● **PROBLEM TO WORK ON**
Repeat the data that follows, word for word, without the images.

● **RECORDS FOR PROCESSING**
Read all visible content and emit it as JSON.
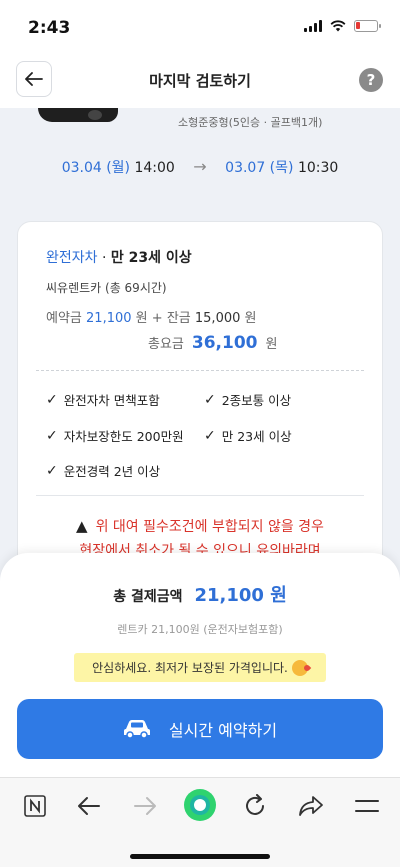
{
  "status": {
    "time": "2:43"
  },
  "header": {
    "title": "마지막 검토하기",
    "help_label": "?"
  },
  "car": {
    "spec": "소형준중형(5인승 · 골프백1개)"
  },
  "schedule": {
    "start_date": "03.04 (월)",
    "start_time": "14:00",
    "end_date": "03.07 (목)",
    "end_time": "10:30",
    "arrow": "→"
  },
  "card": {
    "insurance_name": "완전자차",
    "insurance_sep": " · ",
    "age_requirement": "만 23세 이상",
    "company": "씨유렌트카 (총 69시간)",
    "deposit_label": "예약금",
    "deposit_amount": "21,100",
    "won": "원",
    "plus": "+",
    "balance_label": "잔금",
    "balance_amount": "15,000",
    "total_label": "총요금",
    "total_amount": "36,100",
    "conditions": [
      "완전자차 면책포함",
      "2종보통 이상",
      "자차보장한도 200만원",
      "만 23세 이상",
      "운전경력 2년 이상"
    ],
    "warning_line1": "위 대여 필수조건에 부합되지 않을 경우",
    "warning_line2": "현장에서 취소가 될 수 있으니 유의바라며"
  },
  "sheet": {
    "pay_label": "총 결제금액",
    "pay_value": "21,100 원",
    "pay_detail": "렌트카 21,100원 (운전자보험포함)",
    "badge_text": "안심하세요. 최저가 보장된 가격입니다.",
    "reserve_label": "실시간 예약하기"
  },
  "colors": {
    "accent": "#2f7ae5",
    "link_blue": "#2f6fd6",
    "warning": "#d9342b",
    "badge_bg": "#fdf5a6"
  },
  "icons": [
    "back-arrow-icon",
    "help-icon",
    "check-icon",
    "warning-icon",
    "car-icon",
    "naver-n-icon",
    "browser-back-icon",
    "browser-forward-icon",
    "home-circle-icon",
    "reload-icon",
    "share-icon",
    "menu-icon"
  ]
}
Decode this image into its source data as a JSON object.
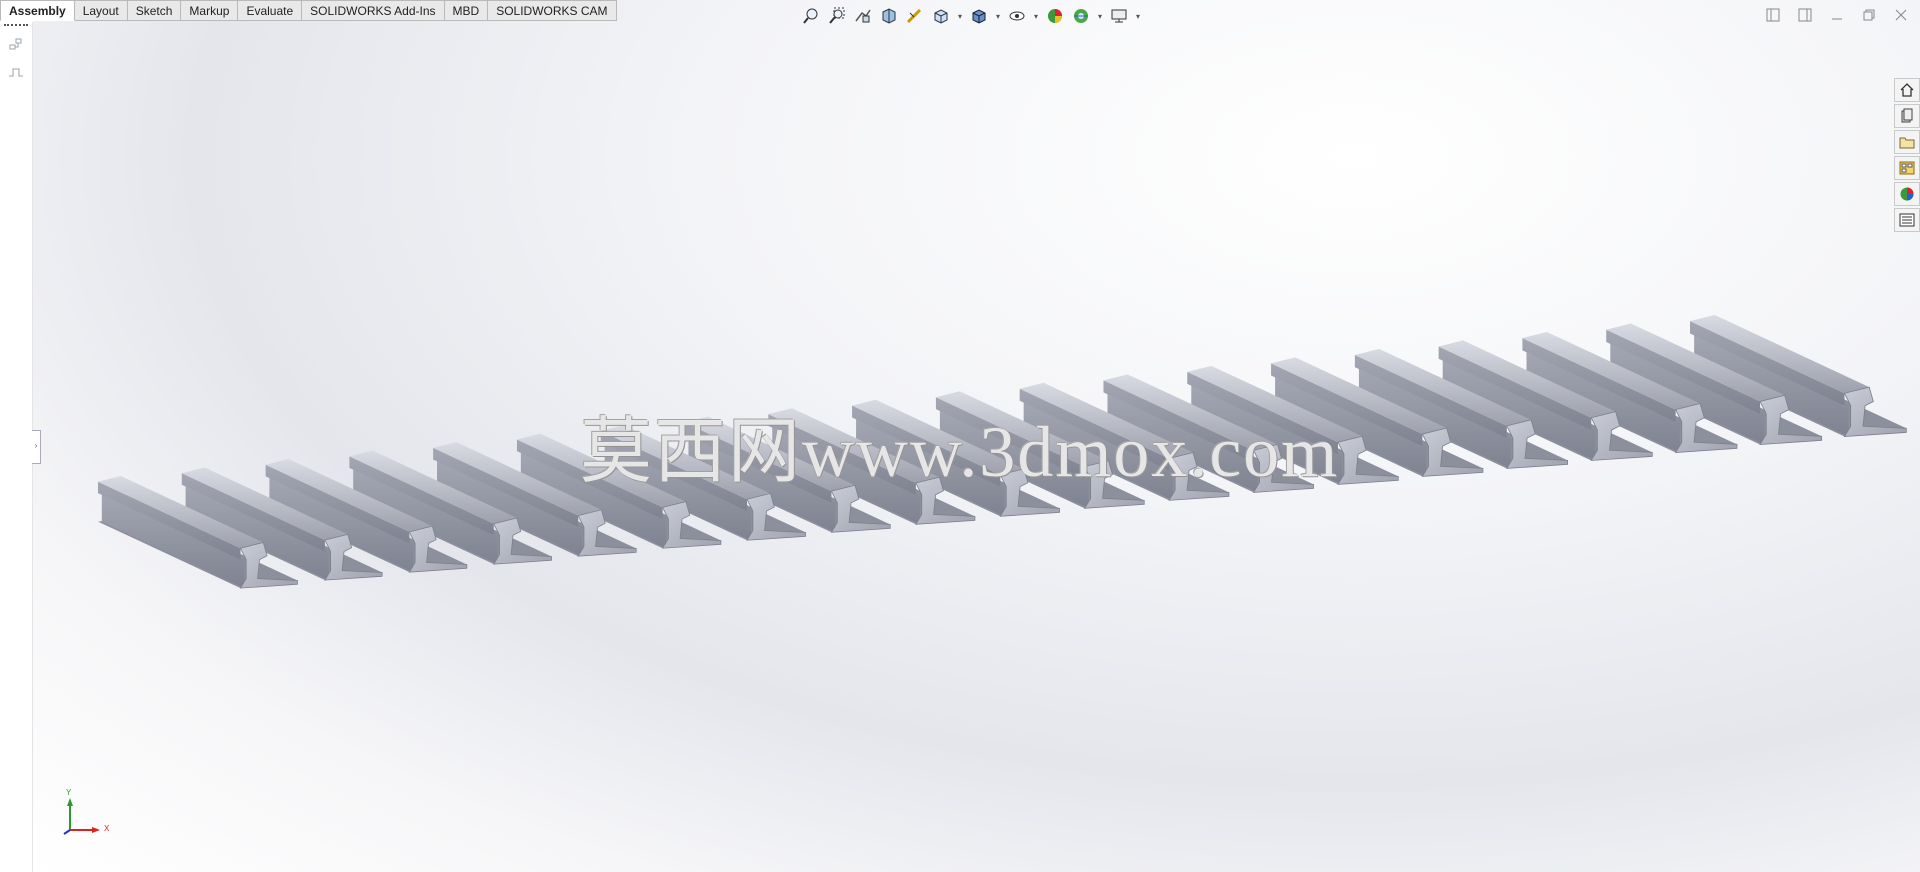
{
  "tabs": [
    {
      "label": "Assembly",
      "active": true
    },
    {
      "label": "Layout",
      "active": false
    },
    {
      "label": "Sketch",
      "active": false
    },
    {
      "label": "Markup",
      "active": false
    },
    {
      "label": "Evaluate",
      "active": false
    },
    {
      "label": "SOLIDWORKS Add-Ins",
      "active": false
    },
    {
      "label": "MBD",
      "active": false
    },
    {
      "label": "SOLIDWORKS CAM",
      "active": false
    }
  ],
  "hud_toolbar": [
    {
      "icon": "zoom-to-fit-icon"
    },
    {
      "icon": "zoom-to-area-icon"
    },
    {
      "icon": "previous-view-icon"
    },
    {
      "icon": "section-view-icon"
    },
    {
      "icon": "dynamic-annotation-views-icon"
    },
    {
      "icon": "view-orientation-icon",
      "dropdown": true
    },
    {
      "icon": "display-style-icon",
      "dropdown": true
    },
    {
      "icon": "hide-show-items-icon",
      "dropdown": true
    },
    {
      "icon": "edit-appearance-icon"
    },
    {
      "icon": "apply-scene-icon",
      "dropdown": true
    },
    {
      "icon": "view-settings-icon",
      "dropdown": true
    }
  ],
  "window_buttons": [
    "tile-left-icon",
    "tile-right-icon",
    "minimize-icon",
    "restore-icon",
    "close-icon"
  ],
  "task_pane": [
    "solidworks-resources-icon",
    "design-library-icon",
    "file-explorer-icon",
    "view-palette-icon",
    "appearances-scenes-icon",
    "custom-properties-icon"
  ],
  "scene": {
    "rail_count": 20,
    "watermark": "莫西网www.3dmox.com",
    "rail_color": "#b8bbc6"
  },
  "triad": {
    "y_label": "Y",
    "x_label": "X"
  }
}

● **EXERCISE ANSWER**
Read all visible content and emit it as JSON.
{
  "status": {
    "time": "2:43"
  },
  "header": {
    "title": "마지막 검토하기",
    "help_label": "?"
  },
  "car": {
    "spec": "소형준중형(5인승 · 골프백1개)"
  },
  "schedule": {
    "start_date": "03.04 (월)",
    "start_time": "14:00",
    "end_date": "03.07 (목)",
    "end_time": "10:30",
    "arrow": "→"
  },
  "card": {
    "insurance_name": "완전자차",
    "insurance_sep": " · ",
    "age_requirement": "만 23세 이상",
    "company": "씨유렌트카 (총 69시간)",
    "deposit_label": "예약금",
    "deposit_amount": "21,100",
    "won": "원",
    "plus": "+",
    "balance_label": "잔금",
    "balance_amount": "15,000",
    "total_label": "총요금",
    "total_amount": "36,100",
    "conditions": [
      "완전자차 면책포함",
      "2종보통 이상",
      "자차보장한도 200만원",
      "만 23세 이상",
      "운전경력 2년 이상"
    ],
    "warning_line1": "위 대여 필수조건에 부합되지 않을 경우",
    "warning_line2": "현장에서 취소가 될 수 있으니 유의바라며"
  },
  "sheet": {
    "pay_label": "총 결제금액",
    "pay_value": "21,100 원",
    "pay_detail": "렌트카 21,100원 (운전자보험포함)",
    "badge_text": "안심하세요. 최저가 보장된 가격입니다.",
    "reserve_label": "실시간 예약하기"
  },
  "colors": {
    "accent": "#2f7ae5",
    "link_blue": "#2f6fd6",
    "warning": "#d9342b",
    "badge_bg": "#fdf5a6"
  },
  "icons": [
    "back-arrow-icon",
    "help-icon",
    "check-icon",
    "warning-icon",
    "car-icon",
    "naver-n-icon",
    "browser-back-icon",
    "browser-forward-icon",
    "home-circle-icon",
    "reload-icon",
    "share-icon",
    "menu-icon"
  ]
}
Decode this image into its source data as a JSON object.
{
  "tabs": [
    {
      "label": "Assembly",
      "active": true
    },
    {
      "label": "Layout",
      "active": false
    },
    {
      "label": "Sketch",
      "active": false
    },
    {
      "label": "Markup",
      "active": false
    },
    {
      "label": "Evaluate",
      "active": false
    },
    {
      "label": "SOLIDWORKS Add-Ins",
      "active": false
    },
    {
      "label": "MBD",
      "active": false
    },
    {
      "label": "SOLIDWORKS CAM",
      "active": false
    }
  ],
  "hud_toolbar": [
    {
      "icon": "zoom-to-fit-icon"
    },
    {
      "icon": "zoom-to-area-icon"
    },
    {
      "icon": "previous-view-icon"
    },
    {
      "icon": "section-view-icon"
    },
    {
      "icon": "dynamic-annotation-views-icon"
    },
    {
      "icon": "view-orientation-icon",
      "dropdown": true
    },
    {
      "icon": "display-style-icon",
      "dropdown": true
    },
    {
      "icon": "hide-show-items-icon",
      "dropdown": true
    },
    {
      "icon": "edit-appearance-icon"
    },
    {
      "icon": "apply-scene-icon",
      "dropdown": true
    },
    {
      "icon": "view-settings-icon",
      "dropdown": true
    }
  ],
  "window_buttons": [
    "tile-left-icon",
    "tile-right-icon",
    "minimize-icon",
    "restore-icon",
    "close-icon"
  ],
  "task_pane": [
    "solidworks-resources-icon",
    "design-library-icon",
    "file-explorer-icon",
    "view-palette-icon",
    "appearances-scenes-icon",
    "custom-properties-icon"
  ],
  "scene": {
    "rail_count": 20,
    "watermark": "莫西网www.3dmox.com",
    "rail_color": "#b8bbc6"
  },
  "triad": {
    "y_label": "Y",
    "x_label": "X"
  }
}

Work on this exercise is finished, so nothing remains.